WHAT TO WORK ON:
With the pictures left out, reproduce exactly the lines running from the line with "Output the text content of this document." to the last line of the material below.

:::::

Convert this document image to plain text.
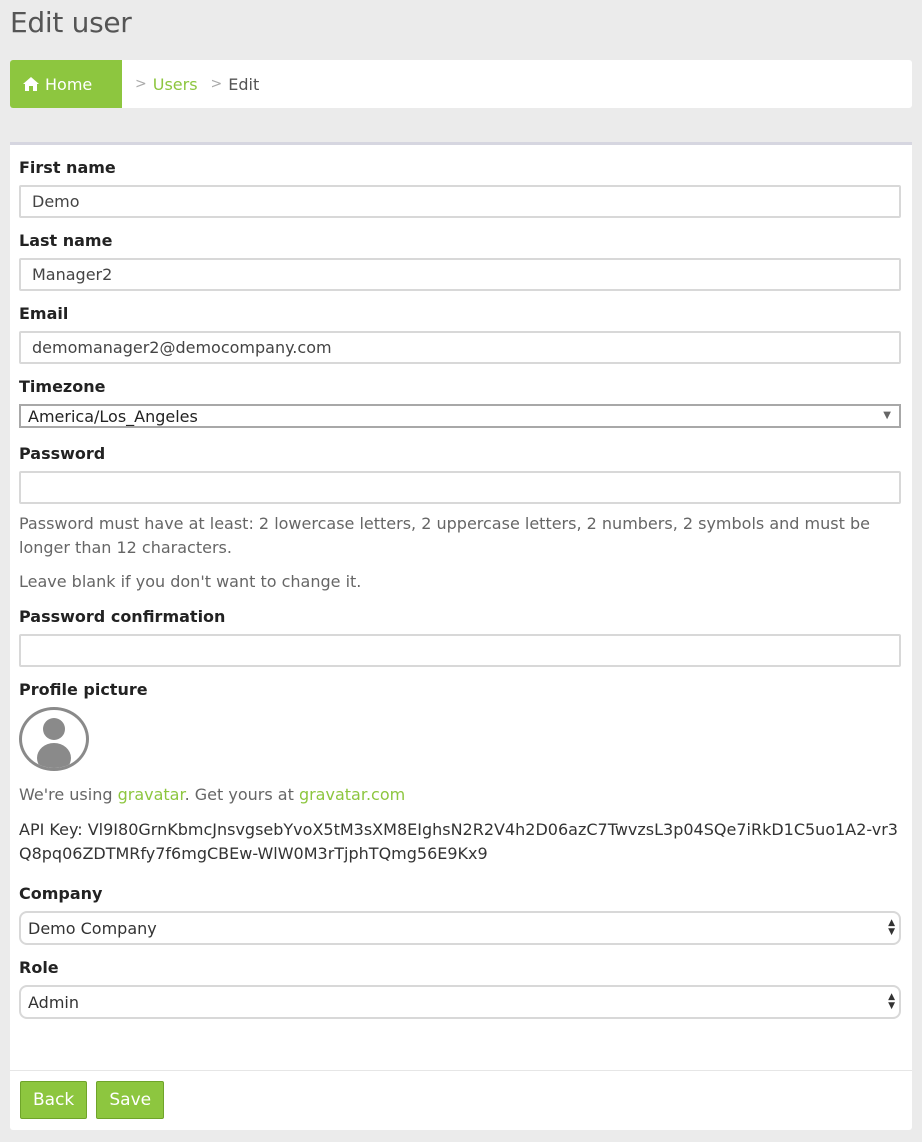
Edit user
Home	> Users > Edit
First name
Demo
Last name
Manager2
Email
demomanager2@democompany.com
Timezone
America/Los_Angeles	▼
Password

Password must have at least: 2 lowercase letters, 2 uppercase letters, 2 numbers, 2 symbols and must be longer than 12 characters.

Leave blank if you don't want to change it.

Password confirmation
Profile picture
We're using gravatar. Get yours at gravatar.com
API Key: Vl9I80GrnKbmcJnsvgsebYvoX5tM3sXM8EIghsN2R2V4h2D06azC7TwvzsL3p04SQe7iRkD1C5uo1A2-vr3Q8pq06ZDTMRfy7f6mgCBEw-WlW0M3rTjphTQmg56E9Kx9
Company
Demo Company	▲
▼
Role
Admin	▲
▼
Back Save
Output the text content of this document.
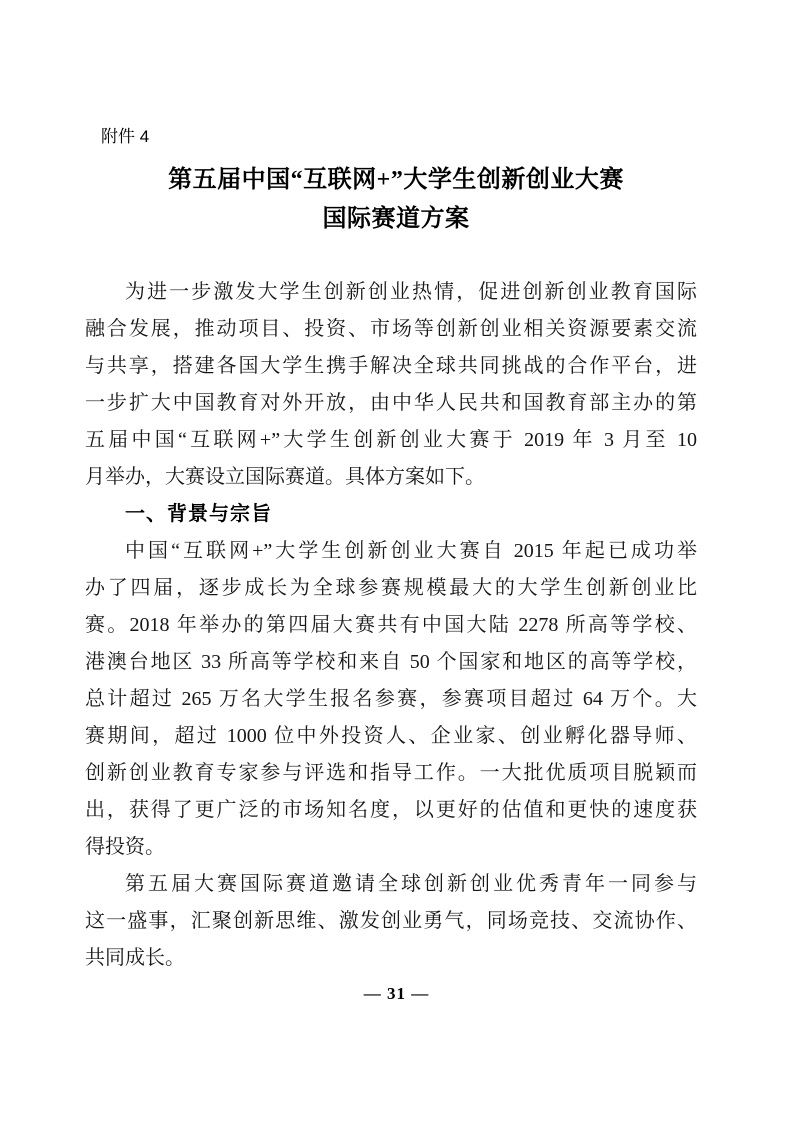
附件 4
第五届中国“互联网+”大学生创新创业大赛
国际赛道方案
为进一步激发大学生创新创业热情，促进创新创业教育国际
融合发展，推动项目、投资、市场等创新创业相关资源要素交流
与共享，搭建各国大学生携手解决全球共同挑战的合作平台，进
一步扩大中国教育对外开放，由中华人民共和国教育部主办的第
五届中国“互联网+”大学生创新创业大赛于 2019 年 3 月至 10
月举办，大赛设立国际赛道。具体方案如下。
一、背景与宗旨
中国“互联网+”大学生创新创业大赛自 2015 年起已成功举
办了四届，逐步成长为全球参赛规模最大的大学生创新创业比
赛。2018 年举办的第四届大赛共有中国大陆 2278 所高等学校、
港澳台地区 33 所高等学校和来自 50 个国家和地区的高等学校，
总计超过 265 万名大学生报名参赛，参赛项目超过 64 万个。大
赛期间，超过 1000 位中外投资人、企业家、创业孵化器导师、
创新创业教育专家参与评选和指导工作。一大批优质项目脱颖而
出，获得了更广泛的市场知名度，以更好的估值和更快的速度获
得投资。
第五届大赛国际赛道邀请全球创新创业优秀青年一同参与
这一盛事，汇聚创新思维、激发创业勇气，同场竞技、交流协作、
共同成长。
— 31 —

:::::

SOLUTION TO THIS PROBLEM:
Output the text content of this document.
附件 4
第五届中国“互联网+”大学生创新创业大赛
国际赛道方案
为进一步激发大学生创新创业热情，促进创新创业教育国际
融合发展，推动项目、投资、市场等创新创业相关资源要素交流
与共享，搭建各国大学生携手解决全球共同挑战的合作平台，进
一步扩大中国教育对外开放，由中华人民共和国教育部主办的第
五届中国“互联网+”大学生创新创业大赛于 2019 年 3 月至 10
月举办，大赛设立国际赛道。具体方案如下。
一、背景与宗旨
中国“互联网+”大学生创新创业大赛自 2015 年起已成功举
办了四届，逐步成长为全球参赛规模最大的大学生创新创业比
赛。2018 年举办的第四届大赛共有中国大陆 2278 所高等学校、
港澳台地区 33 所高等学校和来自 50 个国家和地区的高等学校，
总计超过 265 万名大学生报名参赛，参赛项目超过 64 万个。大
赛期间，超过 1000 位中外投资人、企业家、创业孵化器导师、
创新创业教育专家参与评选和指导工作。一大批优质项目脱颖而
出，获得了更广泛的市场知名度，以更好的估值和更快的速度获
得投资。
第五届大赛国际赛道邀请全球创新创业优秀青年一同参与
这一盛事，汇聚创新思维、激发创业勇气，同场竞技、交流协作、
共同成长。
— 31 —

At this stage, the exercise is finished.